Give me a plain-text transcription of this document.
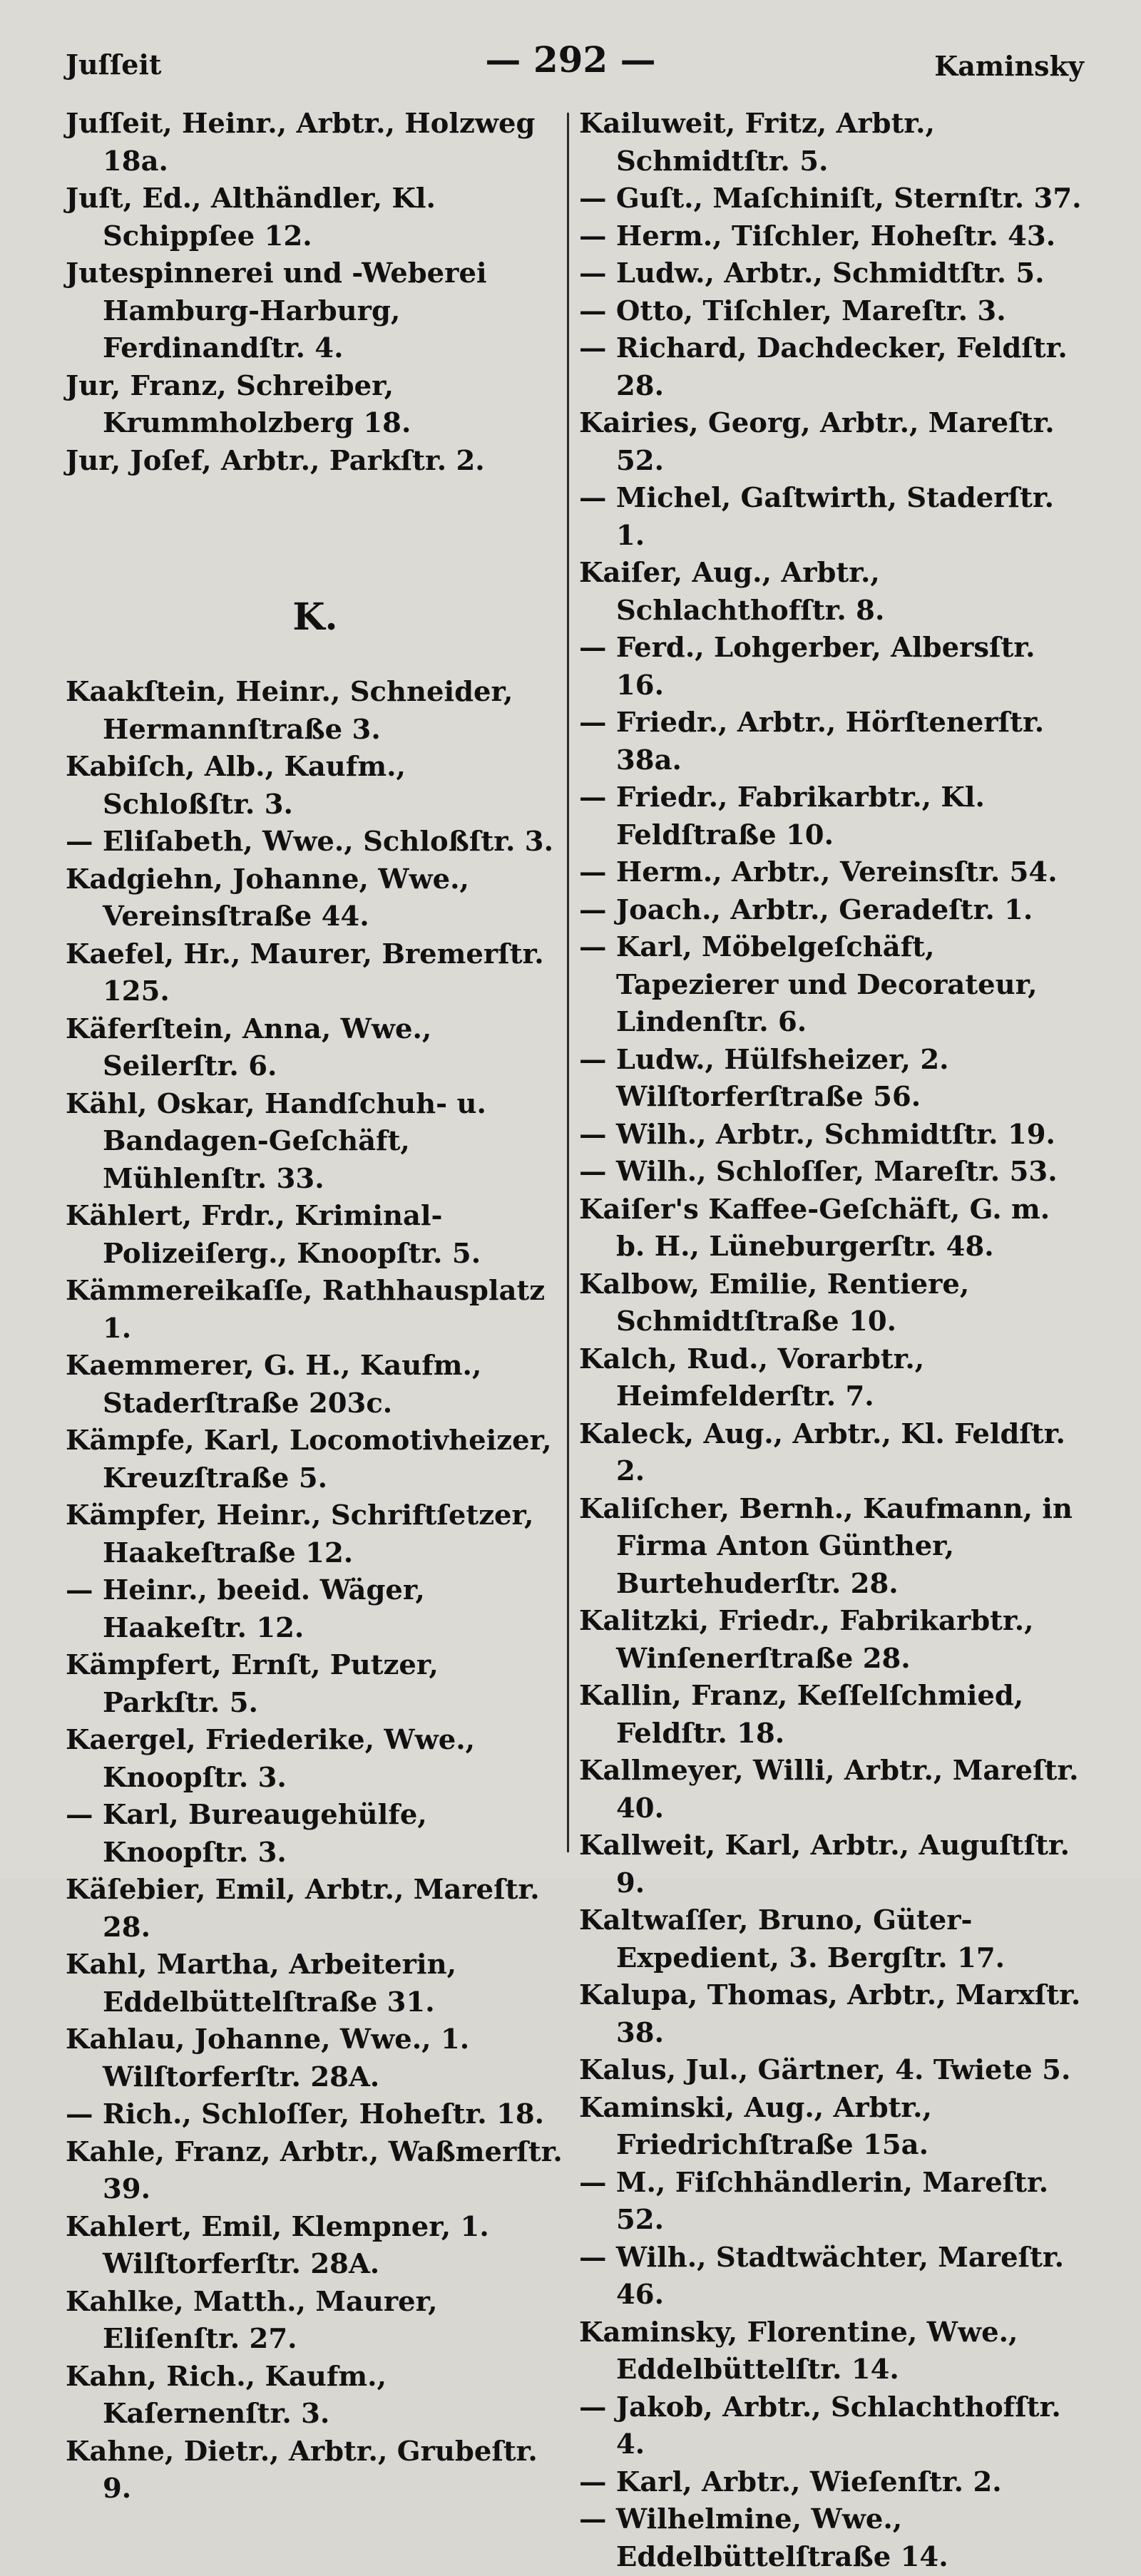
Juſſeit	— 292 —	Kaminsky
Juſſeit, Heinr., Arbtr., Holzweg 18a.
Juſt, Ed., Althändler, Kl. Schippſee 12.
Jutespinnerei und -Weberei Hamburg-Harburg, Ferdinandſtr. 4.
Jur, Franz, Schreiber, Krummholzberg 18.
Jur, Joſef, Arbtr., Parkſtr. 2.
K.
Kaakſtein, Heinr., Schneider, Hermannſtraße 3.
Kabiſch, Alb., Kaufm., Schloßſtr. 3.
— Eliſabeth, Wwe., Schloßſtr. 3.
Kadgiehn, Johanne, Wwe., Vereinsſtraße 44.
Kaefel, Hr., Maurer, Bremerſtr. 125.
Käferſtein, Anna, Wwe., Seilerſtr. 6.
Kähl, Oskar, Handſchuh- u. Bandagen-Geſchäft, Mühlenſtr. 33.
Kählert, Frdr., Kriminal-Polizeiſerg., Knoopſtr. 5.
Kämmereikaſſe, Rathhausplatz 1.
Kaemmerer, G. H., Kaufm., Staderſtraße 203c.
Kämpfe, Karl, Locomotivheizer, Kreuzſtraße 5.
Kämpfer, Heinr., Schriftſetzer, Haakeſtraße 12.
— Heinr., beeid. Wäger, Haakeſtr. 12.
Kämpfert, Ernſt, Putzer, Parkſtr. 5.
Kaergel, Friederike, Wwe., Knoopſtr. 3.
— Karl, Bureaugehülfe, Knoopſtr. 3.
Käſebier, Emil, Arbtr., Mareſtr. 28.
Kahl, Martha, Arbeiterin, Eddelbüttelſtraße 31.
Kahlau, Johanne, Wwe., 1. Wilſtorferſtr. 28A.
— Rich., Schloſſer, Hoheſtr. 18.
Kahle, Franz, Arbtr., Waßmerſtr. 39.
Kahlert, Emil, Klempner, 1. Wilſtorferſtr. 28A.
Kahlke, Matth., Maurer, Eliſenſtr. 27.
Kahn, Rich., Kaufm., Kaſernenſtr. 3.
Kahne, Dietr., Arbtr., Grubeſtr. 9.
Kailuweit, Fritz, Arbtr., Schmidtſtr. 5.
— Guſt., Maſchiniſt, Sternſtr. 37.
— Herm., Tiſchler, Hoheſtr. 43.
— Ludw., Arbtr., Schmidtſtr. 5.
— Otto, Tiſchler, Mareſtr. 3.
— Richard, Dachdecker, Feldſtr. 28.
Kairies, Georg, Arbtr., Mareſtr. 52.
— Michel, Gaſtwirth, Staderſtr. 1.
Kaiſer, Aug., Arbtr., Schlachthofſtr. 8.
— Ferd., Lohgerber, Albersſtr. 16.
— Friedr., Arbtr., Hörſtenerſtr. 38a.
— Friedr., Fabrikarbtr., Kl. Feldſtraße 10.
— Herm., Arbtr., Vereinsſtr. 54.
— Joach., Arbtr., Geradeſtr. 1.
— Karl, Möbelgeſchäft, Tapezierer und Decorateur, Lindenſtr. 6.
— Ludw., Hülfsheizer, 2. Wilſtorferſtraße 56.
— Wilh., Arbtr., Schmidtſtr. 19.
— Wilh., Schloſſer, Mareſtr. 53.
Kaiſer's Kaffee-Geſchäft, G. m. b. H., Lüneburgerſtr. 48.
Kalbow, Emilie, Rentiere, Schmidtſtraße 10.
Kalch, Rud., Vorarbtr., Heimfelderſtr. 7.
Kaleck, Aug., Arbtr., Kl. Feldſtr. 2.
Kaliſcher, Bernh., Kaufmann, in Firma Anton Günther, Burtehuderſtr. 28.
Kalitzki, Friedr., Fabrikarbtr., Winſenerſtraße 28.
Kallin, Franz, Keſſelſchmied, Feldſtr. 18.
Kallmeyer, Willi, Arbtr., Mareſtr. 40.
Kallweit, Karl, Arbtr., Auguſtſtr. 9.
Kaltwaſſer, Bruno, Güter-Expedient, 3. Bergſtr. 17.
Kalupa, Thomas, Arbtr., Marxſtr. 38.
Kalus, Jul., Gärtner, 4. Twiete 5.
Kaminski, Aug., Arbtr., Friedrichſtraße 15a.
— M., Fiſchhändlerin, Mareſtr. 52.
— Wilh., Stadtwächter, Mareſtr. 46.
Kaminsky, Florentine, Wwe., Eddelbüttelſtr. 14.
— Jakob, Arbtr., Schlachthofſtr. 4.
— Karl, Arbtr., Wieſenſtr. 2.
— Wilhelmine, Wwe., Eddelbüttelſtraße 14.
□ □ □
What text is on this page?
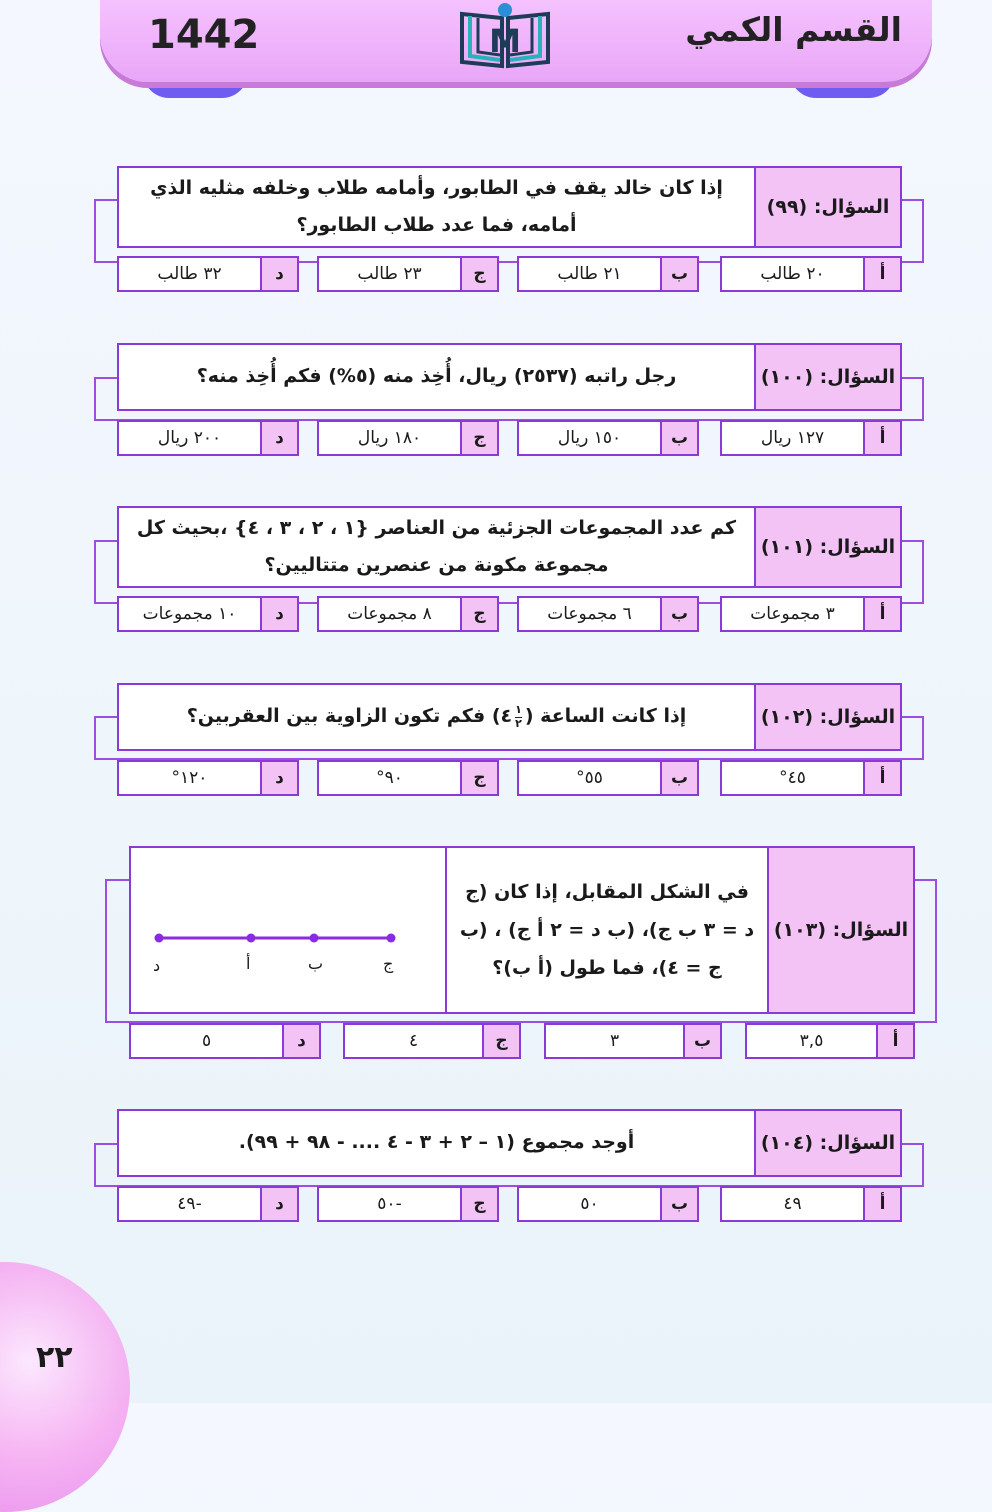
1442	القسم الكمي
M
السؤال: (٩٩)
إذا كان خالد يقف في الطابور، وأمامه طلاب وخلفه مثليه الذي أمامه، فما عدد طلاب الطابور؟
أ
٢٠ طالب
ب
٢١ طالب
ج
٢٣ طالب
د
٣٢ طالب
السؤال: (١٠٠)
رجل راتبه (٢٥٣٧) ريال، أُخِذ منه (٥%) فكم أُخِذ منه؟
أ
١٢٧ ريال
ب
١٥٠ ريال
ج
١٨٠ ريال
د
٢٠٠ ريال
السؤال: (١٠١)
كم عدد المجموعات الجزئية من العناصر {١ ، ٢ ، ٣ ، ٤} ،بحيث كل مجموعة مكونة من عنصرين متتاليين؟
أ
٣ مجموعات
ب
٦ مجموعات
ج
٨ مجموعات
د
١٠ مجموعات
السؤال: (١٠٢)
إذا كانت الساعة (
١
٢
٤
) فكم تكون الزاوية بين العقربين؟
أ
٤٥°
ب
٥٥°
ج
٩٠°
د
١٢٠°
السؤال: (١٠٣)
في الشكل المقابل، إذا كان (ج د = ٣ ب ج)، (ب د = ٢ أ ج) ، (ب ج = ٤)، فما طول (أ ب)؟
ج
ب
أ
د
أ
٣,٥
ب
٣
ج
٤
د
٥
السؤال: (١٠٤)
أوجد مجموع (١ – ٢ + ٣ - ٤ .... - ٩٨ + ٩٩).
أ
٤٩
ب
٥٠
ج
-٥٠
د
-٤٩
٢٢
□ □ □
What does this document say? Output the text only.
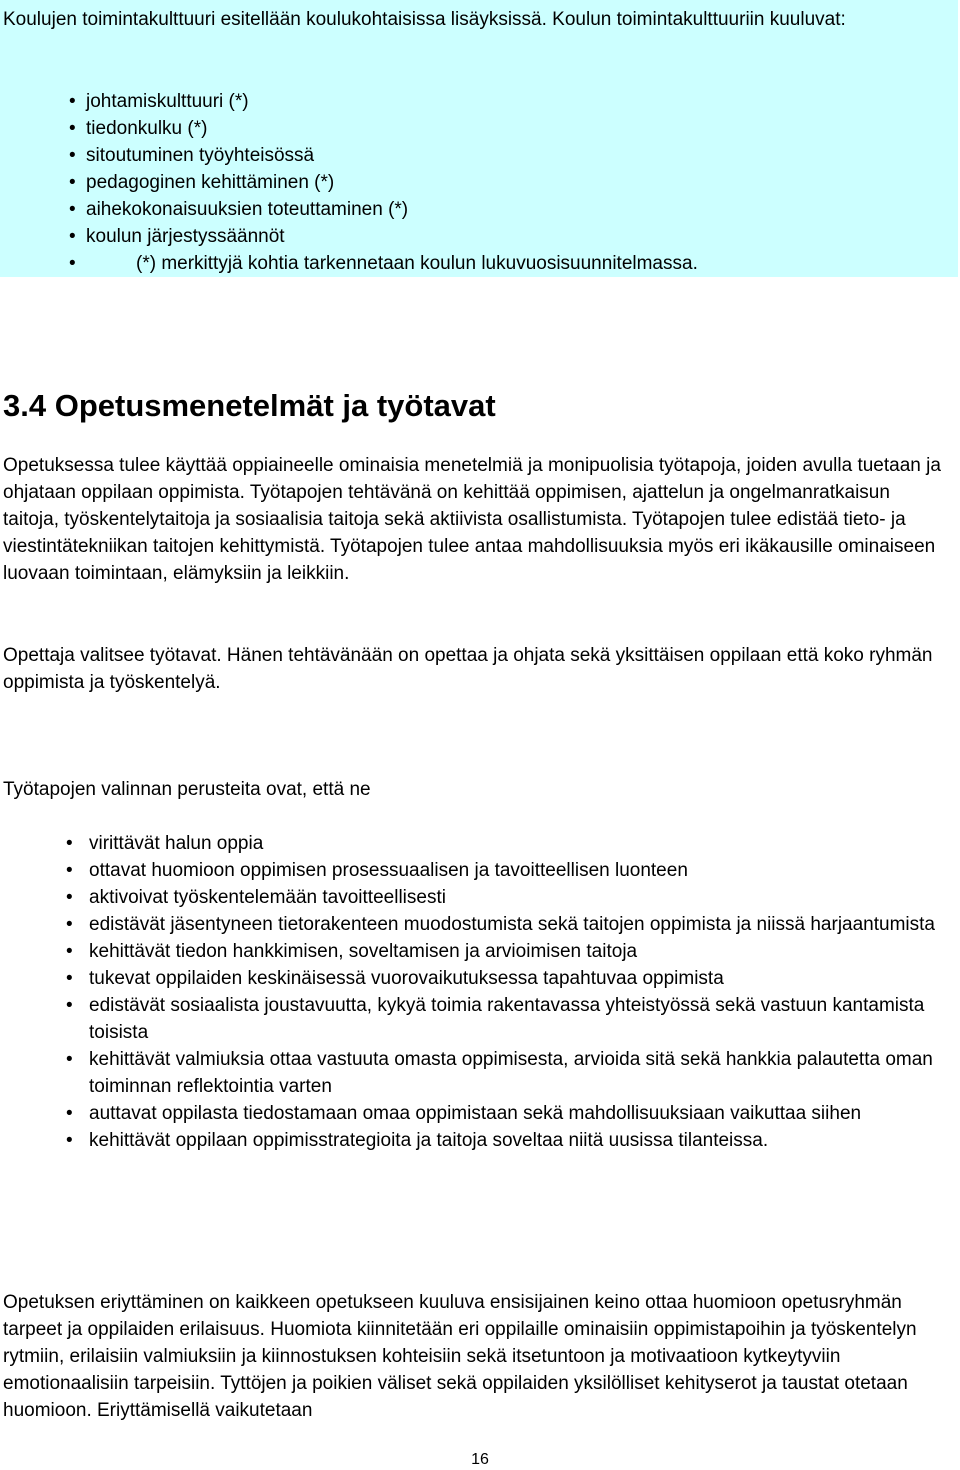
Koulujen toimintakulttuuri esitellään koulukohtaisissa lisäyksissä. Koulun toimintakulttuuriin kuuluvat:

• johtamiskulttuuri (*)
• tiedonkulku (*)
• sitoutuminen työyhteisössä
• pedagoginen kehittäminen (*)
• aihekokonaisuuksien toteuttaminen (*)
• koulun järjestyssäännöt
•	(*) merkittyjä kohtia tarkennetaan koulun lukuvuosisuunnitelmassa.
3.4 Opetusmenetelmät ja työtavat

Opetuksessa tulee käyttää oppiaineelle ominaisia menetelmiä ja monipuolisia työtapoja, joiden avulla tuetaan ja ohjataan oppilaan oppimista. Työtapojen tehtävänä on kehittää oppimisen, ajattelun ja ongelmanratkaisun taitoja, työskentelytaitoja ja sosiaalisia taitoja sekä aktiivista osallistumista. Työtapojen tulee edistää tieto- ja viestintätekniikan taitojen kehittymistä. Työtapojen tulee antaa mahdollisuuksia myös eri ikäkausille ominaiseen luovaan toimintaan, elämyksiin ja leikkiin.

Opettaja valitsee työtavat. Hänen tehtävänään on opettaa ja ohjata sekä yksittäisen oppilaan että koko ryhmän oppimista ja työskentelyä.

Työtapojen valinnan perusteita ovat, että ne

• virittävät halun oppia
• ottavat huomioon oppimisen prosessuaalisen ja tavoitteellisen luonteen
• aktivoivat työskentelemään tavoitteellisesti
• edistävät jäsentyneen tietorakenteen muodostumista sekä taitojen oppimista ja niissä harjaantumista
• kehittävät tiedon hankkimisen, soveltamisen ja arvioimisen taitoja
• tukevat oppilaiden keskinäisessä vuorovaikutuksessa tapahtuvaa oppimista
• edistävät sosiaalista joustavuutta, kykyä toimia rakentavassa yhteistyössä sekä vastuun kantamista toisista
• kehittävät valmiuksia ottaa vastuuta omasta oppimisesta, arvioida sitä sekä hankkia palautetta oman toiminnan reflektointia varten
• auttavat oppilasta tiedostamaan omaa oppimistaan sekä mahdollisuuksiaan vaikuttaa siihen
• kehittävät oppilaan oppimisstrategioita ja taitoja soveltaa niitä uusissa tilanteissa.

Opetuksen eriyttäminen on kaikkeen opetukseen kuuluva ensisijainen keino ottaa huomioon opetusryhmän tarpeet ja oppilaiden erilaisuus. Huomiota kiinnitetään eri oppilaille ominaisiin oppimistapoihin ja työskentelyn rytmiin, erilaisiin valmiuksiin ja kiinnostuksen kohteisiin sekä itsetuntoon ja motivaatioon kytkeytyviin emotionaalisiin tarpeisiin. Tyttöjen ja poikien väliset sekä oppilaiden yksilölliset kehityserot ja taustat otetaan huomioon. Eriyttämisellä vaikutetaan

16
□ □ □
> _What the task requires_
Your task is to pick out every line with the string "Franz" and copy it.

> _Correct response_
Jur, Franz, Schreiber, Krummholzberg 18.
Kahle, Franz, Arbtr., Waßmerſtr. 39.
Kallin, Franz, Keſſelſchmied, Feldſtr. 18.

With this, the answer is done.